(Lines of data):
#####
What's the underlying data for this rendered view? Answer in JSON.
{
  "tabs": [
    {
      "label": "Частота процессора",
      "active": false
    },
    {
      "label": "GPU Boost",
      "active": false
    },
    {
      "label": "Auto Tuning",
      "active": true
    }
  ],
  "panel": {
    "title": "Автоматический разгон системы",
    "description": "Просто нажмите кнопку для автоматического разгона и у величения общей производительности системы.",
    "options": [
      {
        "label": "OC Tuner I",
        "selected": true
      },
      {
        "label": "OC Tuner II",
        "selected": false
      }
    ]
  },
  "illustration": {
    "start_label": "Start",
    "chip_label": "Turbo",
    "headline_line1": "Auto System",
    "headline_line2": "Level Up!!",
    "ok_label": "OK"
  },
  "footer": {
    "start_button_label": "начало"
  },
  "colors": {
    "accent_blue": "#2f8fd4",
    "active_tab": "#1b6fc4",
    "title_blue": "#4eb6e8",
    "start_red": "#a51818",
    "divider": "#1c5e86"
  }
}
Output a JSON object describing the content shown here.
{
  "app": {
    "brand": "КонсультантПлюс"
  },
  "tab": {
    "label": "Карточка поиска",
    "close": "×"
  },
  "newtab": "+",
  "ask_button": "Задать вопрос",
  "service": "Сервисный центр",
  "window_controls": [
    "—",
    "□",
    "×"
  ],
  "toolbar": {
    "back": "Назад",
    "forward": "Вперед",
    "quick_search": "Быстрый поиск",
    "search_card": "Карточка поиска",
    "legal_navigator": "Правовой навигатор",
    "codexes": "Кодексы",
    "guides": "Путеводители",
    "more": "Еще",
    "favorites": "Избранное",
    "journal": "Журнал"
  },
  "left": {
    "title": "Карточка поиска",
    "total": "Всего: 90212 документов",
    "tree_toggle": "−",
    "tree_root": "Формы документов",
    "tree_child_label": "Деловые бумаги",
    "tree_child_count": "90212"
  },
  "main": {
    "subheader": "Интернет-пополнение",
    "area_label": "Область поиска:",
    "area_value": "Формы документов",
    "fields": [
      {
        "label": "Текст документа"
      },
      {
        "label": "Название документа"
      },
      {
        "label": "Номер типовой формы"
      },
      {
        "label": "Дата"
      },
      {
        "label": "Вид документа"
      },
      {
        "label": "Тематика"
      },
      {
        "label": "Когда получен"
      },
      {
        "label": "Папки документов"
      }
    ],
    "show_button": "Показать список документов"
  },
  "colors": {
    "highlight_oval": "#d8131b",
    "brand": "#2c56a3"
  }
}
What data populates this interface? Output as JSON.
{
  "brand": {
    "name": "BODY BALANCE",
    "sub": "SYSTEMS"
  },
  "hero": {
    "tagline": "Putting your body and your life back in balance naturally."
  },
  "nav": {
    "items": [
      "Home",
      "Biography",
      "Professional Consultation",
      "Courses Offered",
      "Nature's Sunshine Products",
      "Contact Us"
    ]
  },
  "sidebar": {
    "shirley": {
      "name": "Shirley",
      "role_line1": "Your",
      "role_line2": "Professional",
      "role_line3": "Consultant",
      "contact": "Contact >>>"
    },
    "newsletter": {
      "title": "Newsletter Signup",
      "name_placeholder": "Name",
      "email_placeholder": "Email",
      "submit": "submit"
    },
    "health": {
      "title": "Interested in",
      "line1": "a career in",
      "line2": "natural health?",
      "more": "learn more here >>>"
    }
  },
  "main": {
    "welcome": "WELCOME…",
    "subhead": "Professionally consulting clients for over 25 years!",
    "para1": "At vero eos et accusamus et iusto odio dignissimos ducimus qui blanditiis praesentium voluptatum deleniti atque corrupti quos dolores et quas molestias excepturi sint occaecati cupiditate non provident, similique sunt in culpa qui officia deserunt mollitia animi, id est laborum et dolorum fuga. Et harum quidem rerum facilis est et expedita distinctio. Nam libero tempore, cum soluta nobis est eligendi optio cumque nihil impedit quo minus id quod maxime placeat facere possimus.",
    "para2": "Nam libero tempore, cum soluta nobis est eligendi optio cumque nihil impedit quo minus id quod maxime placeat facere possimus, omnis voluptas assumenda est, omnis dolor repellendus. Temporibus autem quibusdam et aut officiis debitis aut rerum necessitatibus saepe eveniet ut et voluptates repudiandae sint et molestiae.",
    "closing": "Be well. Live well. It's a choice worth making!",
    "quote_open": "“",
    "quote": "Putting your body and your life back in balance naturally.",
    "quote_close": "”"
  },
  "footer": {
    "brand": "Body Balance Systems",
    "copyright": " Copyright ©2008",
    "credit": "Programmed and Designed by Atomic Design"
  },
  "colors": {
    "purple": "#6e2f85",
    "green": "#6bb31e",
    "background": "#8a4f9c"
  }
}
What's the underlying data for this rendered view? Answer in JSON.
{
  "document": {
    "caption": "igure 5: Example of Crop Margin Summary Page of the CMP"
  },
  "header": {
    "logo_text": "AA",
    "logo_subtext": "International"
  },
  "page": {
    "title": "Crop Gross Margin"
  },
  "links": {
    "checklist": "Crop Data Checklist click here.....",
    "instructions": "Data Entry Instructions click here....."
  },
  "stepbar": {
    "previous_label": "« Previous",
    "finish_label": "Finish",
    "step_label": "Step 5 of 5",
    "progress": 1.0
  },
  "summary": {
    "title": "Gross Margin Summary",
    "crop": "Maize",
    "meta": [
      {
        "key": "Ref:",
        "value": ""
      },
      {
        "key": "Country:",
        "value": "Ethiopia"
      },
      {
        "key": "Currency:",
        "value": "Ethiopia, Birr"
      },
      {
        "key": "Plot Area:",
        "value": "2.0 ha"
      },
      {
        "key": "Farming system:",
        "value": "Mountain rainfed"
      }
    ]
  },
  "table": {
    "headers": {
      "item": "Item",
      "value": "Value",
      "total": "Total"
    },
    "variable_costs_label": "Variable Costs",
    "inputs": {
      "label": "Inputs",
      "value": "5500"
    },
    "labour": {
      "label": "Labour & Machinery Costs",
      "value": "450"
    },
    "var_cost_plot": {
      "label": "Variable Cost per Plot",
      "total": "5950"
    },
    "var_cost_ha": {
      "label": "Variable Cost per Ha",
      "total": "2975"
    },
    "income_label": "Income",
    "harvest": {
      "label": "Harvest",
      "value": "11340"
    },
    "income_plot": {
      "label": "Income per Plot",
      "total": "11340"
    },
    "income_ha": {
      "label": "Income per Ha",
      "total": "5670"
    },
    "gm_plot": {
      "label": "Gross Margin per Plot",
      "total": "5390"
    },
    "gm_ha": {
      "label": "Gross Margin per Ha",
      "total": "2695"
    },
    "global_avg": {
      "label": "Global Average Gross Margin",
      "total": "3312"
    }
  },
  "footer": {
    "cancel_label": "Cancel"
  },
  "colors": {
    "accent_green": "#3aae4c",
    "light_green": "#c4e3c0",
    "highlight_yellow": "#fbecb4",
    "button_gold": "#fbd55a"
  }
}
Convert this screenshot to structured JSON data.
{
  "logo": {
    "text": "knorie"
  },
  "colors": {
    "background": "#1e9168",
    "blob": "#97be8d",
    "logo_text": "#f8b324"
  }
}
#####
(Work to be completed): Transcribe the records above exactly, but only from the line that contains "Convert this screenshot" through their final line, inclusive.

(Expected answer):
Convert this screenshot to structured JSON data.
{
  "logo": {
    "text": "knorie"
  },
  "colors": {
    "background": "#1e9168",
    "blob": "#97be8d",
    "logo_text": "#f8b324"
  }
}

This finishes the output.